# Start of GIVEN RECORDS
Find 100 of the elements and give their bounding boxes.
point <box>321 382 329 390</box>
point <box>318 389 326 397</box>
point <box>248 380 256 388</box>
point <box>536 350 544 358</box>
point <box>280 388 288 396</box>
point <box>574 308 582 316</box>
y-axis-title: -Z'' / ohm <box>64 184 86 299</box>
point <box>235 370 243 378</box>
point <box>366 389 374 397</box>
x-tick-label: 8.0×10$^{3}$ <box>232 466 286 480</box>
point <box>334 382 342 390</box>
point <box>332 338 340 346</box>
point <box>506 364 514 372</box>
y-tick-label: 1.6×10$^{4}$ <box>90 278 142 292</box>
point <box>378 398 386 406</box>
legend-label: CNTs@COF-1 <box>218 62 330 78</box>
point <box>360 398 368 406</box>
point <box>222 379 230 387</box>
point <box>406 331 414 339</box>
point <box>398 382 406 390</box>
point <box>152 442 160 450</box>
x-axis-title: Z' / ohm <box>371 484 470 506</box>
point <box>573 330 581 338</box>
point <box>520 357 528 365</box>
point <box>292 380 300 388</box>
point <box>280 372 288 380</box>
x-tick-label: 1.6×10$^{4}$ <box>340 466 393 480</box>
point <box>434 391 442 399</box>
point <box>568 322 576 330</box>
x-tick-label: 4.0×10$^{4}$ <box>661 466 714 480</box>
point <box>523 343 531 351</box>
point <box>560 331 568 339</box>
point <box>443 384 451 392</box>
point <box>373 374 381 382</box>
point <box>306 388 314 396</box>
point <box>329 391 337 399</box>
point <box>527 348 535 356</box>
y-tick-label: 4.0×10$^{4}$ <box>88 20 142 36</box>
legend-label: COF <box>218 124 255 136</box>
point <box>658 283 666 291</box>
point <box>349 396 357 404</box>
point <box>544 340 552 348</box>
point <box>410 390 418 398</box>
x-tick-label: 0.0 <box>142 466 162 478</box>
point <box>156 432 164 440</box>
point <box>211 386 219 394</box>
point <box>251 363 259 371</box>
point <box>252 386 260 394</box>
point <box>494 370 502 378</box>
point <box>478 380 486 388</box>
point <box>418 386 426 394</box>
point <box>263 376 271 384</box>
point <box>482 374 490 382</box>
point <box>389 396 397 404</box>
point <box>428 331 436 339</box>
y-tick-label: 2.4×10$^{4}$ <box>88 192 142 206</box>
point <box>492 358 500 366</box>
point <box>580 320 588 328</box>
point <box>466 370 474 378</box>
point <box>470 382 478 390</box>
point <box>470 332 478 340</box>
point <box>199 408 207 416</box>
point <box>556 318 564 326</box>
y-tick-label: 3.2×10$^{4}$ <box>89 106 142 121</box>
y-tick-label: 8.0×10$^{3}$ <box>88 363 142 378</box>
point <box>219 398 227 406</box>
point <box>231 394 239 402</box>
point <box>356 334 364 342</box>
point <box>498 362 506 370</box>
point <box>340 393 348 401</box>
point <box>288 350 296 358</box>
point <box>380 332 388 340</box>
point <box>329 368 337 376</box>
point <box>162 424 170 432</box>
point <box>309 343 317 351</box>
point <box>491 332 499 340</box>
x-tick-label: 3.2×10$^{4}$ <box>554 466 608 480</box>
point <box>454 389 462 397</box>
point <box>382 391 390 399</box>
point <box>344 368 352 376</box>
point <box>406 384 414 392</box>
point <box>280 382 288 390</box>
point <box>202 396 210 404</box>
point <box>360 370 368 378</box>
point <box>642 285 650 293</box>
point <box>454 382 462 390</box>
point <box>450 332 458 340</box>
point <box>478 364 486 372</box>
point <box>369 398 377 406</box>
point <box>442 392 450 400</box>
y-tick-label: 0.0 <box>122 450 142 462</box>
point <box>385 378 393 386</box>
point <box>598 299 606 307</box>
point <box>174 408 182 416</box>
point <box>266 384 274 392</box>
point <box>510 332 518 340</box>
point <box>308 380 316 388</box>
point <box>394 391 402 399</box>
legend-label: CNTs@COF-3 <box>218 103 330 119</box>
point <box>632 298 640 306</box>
# End of GIVEN RECORDS
CHALLENGE: Write out the data above again, substituting "legend-text" for every "legend-label" and keeping everything else the same.

TASK SOLUTION:
Find 100 of the elements and give their bounding boxes.
point <box>321 382 329 390</box>
point <box>318 389 326 397</box>
point <box>248 380 256 388</box>
point <box>536 350 544 358</box>
point <box>280 388 288 396</box>
point <box>574 308 582 316</box>
y-axis-title: -Z'' / ohm <box>64 184 86 299</box>
point <box>235 370 243 378</box>
point <box>366 389 374 397</box>
x-tick-label: 8.0×10$^{3}$ <box>232 466 286 480</box>
point <box>334 382 342 390</box>
point <box>332 338 340 346</box>
point <box>506 364 514 372</box>
y-tick-label: 1.6×10$^{4}$ <box>90 278 142 292</box>
point <box>378 398 386 406</box>
legend-text: CNTs@COF-1 <box>218 62 330 78</box>
point <box>360 398 368 406</box>
point <box>222 379 230 387</box>
point <box>406 331 414 339</box>
point <box>398 382 406 390</box>
point <box>152 442 160 450</box>
x-axis-title: Z' / ohm <box>371 484 470 506</box>
point <box>573 330 581 338</box>
point <box>520 357 528 365</box>
point <box>292 380 300 388</box>
point <box>280 372 288 380</box>
x-tick-label: 1.6×10$^{4}$ <box>340 466 393 480</box>
point <box>434 391 442 399</box>
point <box>568 322 576 330</box>
x-tick-label: 4.0×10$^{4}$ <box>661 466 714 480</box>
point <box>523 343 531 351</box>
point <box>560 331 568 339</box>
point <box>443 384 451 392</box>
point <box>373 374 381 382</box>
point <box>306 388 314 396</box>
point <box>329 391 337 399</box>
point <box>527 348 535 356</box>
y-tick-label: 4.0×10$^{4}$ <box>88 20 142 36</box>
legend-text: COF <box>218 124 255 136</box>
point <box>658 283 666 291</box>
point <box>349 396 357 404</box>
point <box>544 340 552 348</box>
point <box>410 390 418 398</box>
x-tick-label: 0.0 <box>142 466 162 478</box>
point <box>156 432 164 440</box>
point <box>211 386 219 394</box>
point <box>251 363 259 371</box>
point <box>252 386 260 394</box>
point <box>494 370 502 378</box>
point <box>478 380 486 388</box>
point <box>418 386 426 394</box>
point <box>263 376 271 384</box>
point <box>482 374 490 382</box>
point <box>389 396 397 404</box>
point <box>428 331 436 339</box>
y-tick-label: 2.4×10$^{4}$ <box>88 192 142 206</box>
point <box>492 358 500 366</box>
point <box>580 320 588 328</box>
point <box>466 370 474 378</box>
point <box>470 382 478 390</box>
point <box>470 332 478 340</box>
point <box>199 408 207 416</box>
point <box>556 318 564 326</box>
y-tick-label: 3.2×10$^{4}$ <box>89 106 142 121</box>
y-tick-label: 8.0×10$^{3}$ <box>88 363 142 378</box>
point <box>219 398 227 406</box>
point <box>231 394 239 402</box>
point <box>356 334 364 342</box>
point <box>498 362 506 370</box>
point <box>340 393 348 401</box>
point <box>288 350 296 358</box>
point <box>380 332 388 340</box>
point <box>329 368 337 376</box>
point <box>162 424 170 432</box>
point <box>309 343 317 351</box>
point <box>491 332 499 340</box>
x-tick-label: 3.2×10$^{4}$ <box>554 466 608 480</box>
point <box>454 389 462 397</box>
point <box>382 391 390 399</box>
point <box>344 368 352 376</box>
point <box>406 384 414 392</box>
point <box>280 382 288 390</box>
point <box>202 396 210 404</box>
point <box>360 370 368 378</box>
point <box>642 285 650 293</box>
point <box>454 382 462 390</box>
point <box>450 332 458 340</box>
point <box>478 364 486 372</box>
point <box>369 398 377 406</box>
point <box>442 392 450 400</box>
y-tick-label: 0.0 <box>122 450 142 462</box>
point <box>385 378 393 386</box>
point <box>598 299 606 307</box>
point <box>174 408 182 416</box>
point <box>266 384 274 392</box>
point <box>510 332 518 340</box>
point <box>308 380 316 388</box>
point <box>394 391 402 399</box>
legend-text: CNTs@COF-3 <box>218 103 330 119</box>
point <box>632 298 640 306</box>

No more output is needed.